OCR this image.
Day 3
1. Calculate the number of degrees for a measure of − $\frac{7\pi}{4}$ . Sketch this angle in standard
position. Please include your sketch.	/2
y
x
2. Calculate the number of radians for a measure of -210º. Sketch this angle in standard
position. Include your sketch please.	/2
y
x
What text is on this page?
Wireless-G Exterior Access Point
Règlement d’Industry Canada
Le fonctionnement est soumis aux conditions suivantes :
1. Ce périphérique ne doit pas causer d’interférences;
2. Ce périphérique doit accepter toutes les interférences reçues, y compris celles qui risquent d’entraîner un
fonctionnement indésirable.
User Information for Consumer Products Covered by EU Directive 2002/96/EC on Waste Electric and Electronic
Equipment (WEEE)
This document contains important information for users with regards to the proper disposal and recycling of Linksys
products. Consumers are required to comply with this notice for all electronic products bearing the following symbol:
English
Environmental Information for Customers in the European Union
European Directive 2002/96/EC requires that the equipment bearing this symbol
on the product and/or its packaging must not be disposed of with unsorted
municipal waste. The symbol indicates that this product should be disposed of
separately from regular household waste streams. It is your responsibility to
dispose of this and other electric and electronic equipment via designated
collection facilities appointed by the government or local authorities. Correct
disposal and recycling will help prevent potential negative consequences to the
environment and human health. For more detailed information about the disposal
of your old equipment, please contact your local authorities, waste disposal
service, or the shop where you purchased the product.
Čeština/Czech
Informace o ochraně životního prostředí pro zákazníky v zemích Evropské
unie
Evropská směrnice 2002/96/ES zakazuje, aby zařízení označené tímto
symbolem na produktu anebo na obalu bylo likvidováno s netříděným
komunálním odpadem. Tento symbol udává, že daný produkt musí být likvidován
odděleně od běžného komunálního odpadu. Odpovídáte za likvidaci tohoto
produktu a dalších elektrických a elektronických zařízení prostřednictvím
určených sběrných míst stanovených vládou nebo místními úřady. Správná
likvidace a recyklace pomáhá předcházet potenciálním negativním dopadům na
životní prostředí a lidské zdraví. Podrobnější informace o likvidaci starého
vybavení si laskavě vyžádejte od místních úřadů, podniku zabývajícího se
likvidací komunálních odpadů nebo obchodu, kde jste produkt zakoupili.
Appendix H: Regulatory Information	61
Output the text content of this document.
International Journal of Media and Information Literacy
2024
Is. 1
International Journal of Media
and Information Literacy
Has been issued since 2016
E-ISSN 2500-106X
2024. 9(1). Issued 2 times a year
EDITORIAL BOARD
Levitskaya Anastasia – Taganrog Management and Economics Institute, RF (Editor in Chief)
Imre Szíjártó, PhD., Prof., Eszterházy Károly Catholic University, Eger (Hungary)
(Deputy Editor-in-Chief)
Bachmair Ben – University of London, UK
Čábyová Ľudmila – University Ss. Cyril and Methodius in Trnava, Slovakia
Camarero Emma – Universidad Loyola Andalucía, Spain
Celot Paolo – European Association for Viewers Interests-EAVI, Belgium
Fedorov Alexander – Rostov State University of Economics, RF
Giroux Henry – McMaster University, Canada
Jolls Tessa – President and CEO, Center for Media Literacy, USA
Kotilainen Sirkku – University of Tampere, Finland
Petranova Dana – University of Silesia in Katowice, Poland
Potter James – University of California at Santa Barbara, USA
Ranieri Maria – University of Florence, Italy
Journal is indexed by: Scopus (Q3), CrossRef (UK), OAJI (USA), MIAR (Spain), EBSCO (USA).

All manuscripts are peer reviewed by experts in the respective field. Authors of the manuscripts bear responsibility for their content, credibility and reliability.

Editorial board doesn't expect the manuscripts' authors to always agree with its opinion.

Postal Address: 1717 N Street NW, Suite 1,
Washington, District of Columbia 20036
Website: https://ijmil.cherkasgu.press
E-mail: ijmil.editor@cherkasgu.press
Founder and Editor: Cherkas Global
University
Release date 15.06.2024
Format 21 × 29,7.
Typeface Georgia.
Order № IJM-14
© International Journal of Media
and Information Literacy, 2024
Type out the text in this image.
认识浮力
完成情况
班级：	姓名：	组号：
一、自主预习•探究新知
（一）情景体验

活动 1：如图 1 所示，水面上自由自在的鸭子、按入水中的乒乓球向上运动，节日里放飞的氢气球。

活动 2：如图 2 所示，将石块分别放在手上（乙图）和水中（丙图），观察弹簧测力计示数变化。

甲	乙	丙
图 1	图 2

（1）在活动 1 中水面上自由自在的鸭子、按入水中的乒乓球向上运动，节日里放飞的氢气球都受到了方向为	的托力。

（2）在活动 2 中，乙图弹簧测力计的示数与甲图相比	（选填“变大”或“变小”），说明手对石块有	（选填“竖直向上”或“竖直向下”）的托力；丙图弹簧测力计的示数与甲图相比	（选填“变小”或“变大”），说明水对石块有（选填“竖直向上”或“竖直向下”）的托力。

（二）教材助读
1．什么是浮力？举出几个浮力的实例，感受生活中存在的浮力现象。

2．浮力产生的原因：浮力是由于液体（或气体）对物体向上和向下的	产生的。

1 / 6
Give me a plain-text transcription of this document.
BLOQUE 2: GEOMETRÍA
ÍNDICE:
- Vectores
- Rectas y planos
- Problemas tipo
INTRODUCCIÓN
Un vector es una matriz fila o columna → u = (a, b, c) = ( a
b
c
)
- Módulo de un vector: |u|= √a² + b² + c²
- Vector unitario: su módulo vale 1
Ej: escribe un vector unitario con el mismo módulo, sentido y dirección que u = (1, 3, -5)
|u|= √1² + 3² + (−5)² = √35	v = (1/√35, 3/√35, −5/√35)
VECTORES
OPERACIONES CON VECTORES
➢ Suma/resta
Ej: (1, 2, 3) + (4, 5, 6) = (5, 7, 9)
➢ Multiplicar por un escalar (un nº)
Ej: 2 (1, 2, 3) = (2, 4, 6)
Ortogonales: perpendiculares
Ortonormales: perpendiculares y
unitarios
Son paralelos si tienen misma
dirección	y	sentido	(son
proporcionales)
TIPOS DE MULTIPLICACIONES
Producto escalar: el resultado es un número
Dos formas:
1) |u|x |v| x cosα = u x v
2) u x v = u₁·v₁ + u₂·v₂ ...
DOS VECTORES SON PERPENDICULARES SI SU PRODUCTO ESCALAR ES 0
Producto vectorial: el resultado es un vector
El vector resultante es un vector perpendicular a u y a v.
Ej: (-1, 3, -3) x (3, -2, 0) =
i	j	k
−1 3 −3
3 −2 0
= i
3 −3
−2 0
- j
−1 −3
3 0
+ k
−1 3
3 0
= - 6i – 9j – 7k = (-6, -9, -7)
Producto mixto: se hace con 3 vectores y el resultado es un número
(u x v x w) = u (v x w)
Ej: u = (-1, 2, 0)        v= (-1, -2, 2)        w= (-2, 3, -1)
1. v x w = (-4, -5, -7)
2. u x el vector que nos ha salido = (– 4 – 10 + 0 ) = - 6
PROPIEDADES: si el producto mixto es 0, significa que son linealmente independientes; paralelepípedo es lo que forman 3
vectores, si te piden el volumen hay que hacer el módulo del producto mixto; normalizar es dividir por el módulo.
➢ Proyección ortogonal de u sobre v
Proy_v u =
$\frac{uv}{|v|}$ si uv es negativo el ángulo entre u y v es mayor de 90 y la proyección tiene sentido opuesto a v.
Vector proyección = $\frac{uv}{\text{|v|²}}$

▶ [Task directions]:
Select and copy every line from the records that includes the word "prostředí".

▶ [Reply]:
Informace o ochraně životního prostředí pro zákazníky v zemích Evropské
životní prostředí a lidské zdraví. Podrobnější informace o likvidaci starého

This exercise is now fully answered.